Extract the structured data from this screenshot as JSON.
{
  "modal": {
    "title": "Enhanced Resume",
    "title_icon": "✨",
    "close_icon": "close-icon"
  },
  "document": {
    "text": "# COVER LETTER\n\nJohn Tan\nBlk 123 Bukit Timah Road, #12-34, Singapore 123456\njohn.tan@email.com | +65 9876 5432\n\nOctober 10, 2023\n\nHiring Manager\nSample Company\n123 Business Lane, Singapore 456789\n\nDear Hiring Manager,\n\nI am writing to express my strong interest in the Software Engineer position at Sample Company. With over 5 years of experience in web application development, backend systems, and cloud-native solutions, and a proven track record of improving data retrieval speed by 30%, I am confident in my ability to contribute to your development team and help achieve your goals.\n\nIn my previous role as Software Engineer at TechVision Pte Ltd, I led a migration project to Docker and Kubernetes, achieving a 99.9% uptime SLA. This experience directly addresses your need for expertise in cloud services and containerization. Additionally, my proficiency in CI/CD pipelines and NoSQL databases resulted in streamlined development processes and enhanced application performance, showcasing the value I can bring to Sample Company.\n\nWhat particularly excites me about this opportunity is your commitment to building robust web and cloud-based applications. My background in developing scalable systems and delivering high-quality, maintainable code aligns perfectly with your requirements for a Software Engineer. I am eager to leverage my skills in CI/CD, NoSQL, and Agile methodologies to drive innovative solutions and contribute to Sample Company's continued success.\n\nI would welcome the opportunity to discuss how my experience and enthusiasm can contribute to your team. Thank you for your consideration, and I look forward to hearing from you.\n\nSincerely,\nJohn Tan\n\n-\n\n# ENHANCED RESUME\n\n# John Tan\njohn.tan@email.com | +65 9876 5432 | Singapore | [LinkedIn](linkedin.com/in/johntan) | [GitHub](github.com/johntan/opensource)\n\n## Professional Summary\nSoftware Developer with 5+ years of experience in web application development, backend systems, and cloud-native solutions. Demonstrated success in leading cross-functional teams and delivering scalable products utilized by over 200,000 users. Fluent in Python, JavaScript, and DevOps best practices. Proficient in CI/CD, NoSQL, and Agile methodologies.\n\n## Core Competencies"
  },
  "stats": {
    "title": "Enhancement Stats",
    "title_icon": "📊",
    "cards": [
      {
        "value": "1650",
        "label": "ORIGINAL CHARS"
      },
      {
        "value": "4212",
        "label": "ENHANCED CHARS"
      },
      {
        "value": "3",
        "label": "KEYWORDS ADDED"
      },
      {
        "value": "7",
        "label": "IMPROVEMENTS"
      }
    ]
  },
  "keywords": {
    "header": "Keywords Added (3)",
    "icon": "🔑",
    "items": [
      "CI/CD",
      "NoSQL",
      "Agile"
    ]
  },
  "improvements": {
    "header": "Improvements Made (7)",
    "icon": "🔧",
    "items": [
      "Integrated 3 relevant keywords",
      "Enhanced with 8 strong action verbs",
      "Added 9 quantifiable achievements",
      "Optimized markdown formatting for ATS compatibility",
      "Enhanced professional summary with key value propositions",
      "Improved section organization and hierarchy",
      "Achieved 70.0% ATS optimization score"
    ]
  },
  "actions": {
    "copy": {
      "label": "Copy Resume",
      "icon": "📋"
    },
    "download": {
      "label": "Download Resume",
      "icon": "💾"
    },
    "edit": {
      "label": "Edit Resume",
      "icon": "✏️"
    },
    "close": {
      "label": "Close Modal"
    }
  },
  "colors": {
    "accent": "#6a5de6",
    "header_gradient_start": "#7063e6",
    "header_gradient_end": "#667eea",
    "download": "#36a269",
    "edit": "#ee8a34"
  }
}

* * *

| Your goal |
Extract every entry above as it appears.

| Expected answer |
Extract the structured data from this screenshot as JSON.
{
  "modal": {
    "title": "Enhanced Resume",
    "title_icon": "✨",
    "close_icon": "close-icon"
  },
  "document": {
    "text": "# COVER LETTER\n\nJohn Tan\nBlk 123 Bukit Timah Road, #12-34, Singapore 123456\njohn.tan@email.com | +65 9876 5432\n\nOctober 10, 2023\n\nHiring Manager\nSample Company\n123 Business Lane, Singapore 456789\n\nDear Hiring Manager,\n\nI am writing to express my strong interest in the Software Engineer position at Sample Company. With over 5 years of experience in web application development, backend systems, and cloud-native solutions, and a proven track record of improving data retrieval speed by 30%, I am confident in my ability to contribute to your development team and help achieve your goals.\n\nIn my previous role as Software Engineer at TechVision Pte Ltd, I led a migration project to Docker and Kubernetes, achieving a 99.9% uptime SLA. This experience directly addresses your need for expertise in cloud services and containerization. Additionally, my proficiency in CI/CD pipelines and NoSQL databases resulted in streamlined development processes and enhanced application performance, showcasing the value I can bring to Sample Company.\n\nWhat particularly excites me about this opportunity is your commitment to building robust web and cloud-based applications. My background in developing scalable systems and delivering high-quality, maintainable code aligns perfectly with your requirements for a Software Engineer. I am eager to leverage my skills in CI/CD, NoSQL, and Agile methodologies to drive innovative solutions and contribute to Sample Company's continued success.\n\nI would welcome the opportunity to discuss how my experience and enthusiasm can contribute to your team. Thank you for your consideration, and I look forward to hearing from you.\n\nSincerely,\nJohn Tan\n\n-\n\n# ENHANCED RESUME\n\n# John Tan\njohn.tan@email.com | +65 9876 5432 | Singapore | [LinkedIn](linkedin.com/in/johntan) | [GitHub](github.com/johntan/opensource)\n\n## Professional Summary\nSoftware Developer with 5+ years of experience in web application development, backend systems, and cloud-native solutions. Demonstrated success in leading cross-functional teams and delivering scalable products utilized by over 200,000 users. Fluent in Python, JavaScript, and DevOps best practices. Proficient in CI/CD, NoSQL, and Agile methodologies.\n\n## Core Competencies"
  },
  "stats": {
    "title": "Enhancement Stats",
    "title_icon": "📊",
    "cards": [
      {
        "value": "1650",
        "label": "ORIGINAL CHARS"
      },
      {
        "value": "4212",
        "label": "ENHANCED CHARS"
      },
      {
        "value": "3",
        "label": "KEYWORDS ADDED"
      },
      {
        "value": "7",
        "label": "IMPROVEMENTS"
      }
    ]
  },
  "keywords": {
    "header": "Keywords Added (3)",
    "icon": "🔑",
    "items": [
      "CI/CD",
      "NoSQL",
      "Agile"
    ]
  },
  "improvements": {
    "header": "Improvements Made (7)",
    "icon": "🔧",
    "items": [
      "Integrated 3 relevant keywords",
      "Enhanced with 8 strong action verbs",
      "Added 9 quantifiable achievements",
      "Optimized markdown formatting for ATS compatibility",
      "Enhanced professional summary with key value propositions",
      "Improved section organization and hierarchy",
      "Achieved 70.0% ATS optimization score"
    ]
  },
  "actions": {
    "copy": {
      "label": "Copy Resume",
      "icon": "📋"
    },
    "download": {
      "label": "Download Resume",
      "icon": "💾"
    },
    "edit": {
      "label": "Edit Resume",
      "icon": "✏️"
    },
    "close": {
      "label": "Close Modal"
    }
  },
  "colors": {
    "accent": "#6a5de6",
    "header_gradient_start": "#7063e6",
    "header_gradient_end": "#667eea",
    "download": "#36a269",
    "edit": "#ee8a34"
  }
}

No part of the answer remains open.